PROVIDED ENTRIES
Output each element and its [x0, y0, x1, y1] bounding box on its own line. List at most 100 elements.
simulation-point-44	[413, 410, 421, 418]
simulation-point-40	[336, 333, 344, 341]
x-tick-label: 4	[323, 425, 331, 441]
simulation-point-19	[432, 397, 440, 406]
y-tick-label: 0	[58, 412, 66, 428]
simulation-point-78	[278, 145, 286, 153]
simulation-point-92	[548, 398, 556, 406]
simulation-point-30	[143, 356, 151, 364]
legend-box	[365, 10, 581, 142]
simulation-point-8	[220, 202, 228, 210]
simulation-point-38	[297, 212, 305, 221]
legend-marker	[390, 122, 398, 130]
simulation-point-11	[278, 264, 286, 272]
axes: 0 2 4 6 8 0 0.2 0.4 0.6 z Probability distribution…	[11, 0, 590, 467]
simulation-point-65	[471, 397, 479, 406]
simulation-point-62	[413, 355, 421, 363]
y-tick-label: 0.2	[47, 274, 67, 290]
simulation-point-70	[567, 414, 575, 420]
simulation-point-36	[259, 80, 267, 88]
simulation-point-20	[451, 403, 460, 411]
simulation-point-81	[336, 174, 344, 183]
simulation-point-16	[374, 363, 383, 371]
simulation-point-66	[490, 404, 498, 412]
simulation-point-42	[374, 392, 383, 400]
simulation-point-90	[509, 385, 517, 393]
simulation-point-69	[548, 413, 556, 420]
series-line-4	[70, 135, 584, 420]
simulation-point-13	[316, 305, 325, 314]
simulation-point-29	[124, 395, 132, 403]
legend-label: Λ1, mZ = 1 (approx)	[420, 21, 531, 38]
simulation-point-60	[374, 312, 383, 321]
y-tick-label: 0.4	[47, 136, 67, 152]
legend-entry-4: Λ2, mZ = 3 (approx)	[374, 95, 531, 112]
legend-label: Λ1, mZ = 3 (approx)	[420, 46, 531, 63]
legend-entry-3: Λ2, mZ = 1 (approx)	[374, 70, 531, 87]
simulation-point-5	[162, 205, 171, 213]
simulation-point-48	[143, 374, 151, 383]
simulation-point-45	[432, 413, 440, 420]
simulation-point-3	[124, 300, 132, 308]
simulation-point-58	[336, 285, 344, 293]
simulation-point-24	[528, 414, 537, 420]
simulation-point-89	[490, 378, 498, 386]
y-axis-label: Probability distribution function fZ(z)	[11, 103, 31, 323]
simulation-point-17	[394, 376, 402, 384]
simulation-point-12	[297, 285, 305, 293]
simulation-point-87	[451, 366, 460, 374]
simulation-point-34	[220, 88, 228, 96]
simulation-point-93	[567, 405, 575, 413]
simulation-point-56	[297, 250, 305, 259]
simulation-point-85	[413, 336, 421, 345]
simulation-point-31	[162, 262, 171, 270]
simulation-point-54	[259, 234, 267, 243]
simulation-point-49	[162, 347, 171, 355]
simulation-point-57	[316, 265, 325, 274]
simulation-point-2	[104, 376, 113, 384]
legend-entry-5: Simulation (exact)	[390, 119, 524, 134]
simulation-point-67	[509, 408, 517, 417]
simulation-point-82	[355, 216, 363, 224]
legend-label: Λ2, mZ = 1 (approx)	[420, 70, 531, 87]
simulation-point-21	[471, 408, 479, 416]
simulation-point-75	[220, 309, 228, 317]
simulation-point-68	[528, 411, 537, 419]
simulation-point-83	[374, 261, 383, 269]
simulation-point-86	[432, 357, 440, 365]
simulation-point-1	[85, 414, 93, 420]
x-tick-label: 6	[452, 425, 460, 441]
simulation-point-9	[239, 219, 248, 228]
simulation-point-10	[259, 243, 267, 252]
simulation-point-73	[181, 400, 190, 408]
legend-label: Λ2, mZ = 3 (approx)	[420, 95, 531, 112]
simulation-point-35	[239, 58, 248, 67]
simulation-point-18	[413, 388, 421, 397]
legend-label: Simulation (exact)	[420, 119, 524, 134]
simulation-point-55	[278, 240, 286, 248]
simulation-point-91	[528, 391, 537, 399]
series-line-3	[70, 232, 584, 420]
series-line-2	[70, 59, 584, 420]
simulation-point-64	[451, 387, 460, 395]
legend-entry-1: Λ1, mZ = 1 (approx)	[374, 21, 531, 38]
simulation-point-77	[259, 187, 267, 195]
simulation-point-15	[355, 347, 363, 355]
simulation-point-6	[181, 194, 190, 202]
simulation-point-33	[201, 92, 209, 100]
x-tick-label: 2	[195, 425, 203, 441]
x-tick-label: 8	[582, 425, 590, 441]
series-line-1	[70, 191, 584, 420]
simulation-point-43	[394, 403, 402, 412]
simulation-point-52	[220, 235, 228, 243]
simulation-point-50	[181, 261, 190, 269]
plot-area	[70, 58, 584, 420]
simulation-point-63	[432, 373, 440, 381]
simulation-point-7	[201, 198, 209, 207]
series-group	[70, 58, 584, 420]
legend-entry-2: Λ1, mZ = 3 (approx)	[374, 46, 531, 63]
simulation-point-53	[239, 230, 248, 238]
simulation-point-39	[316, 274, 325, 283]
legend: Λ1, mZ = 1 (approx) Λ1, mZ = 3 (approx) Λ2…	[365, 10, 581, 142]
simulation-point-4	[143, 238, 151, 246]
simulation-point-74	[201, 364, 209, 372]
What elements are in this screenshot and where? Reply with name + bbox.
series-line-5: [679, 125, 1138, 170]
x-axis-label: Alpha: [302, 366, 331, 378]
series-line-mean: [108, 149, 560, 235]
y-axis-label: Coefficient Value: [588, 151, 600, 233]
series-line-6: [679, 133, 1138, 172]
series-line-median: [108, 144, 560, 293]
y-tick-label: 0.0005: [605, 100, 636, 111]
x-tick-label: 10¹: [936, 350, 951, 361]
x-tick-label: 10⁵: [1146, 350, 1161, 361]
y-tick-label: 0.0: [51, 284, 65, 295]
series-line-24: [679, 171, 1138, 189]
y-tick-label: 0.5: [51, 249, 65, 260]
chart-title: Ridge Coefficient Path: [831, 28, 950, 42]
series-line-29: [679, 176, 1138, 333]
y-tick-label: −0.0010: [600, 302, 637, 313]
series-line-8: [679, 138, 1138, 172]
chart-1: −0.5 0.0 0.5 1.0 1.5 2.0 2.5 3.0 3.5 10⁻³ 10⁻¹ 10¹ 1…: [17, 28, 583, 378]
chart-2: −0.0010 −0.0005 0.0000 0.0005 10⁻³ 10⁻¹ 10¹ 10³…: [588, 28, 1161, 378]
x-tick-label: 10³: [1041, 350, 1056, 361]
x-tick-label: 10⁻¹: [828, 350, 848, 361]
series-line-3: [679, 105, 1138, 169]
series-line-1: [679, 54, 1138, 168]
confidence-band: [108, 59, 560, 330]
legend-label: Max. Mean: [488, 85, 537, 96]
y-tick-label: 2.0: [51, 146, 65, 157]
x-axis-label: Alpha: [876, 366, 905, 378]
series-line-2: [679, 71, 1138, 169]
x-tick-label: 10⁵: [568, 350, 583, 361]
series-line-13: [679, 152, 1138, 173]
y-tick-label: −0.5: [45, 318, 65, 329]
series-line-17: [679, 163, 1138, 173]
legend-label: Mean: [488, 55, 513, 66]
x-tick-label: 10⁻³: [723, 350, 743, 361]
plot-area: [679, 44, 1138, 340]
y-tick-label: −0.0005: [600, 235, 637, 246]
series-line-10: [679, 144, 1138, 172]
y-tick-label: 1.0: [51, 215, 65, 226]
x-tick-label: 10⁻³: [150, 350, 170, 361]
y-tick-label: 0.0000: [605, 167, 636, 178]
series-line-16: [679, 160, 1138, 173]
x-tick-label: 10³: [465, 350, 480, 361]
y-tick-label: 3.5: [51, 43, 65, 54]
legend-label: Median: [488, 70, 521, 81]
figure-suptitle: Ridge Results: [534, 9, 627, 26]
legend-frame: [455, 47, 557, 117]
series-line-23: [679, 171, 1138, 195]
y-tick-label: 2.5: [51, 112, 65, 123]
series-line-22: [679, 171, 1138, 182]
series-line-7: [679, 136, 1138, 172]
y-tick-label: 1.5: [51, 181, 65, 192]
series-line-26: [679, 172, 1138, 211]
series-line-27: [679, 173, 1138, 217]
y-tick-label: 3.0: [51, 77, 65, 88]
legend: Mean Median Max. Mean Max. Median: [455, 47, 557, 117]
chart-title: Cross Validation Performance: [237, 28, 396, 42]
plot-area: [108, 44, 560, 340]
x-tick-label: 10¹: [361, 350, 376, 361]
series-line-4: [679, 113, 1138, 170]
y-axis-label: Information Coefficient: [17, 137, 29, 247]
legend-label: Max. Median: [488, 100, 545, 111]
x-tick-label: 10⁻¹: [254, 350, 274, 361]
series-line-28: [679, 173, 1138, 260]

WHAT IS EXPECTED
Return the records verbatim from their first line through the line containing "145, 286, 153]", with both of those lines included.

SOLUTION FOR THIS EXERCISE
Output each element and its [x0, y0, x1, y1] bounding box on its own line. List at most 100 elements.
simulation-point-44	[413, 410, 421, 418]
simulation-point-40	[336, 333, 344, 341]
x-tick-label: 4	[323, 425, 331, 441]
simulation-point-19	[432, 397, 440, 406]
y-tick-label: 0	[58, 412, 66, 428]
simulation-point-78	[278, 145, 286, 153]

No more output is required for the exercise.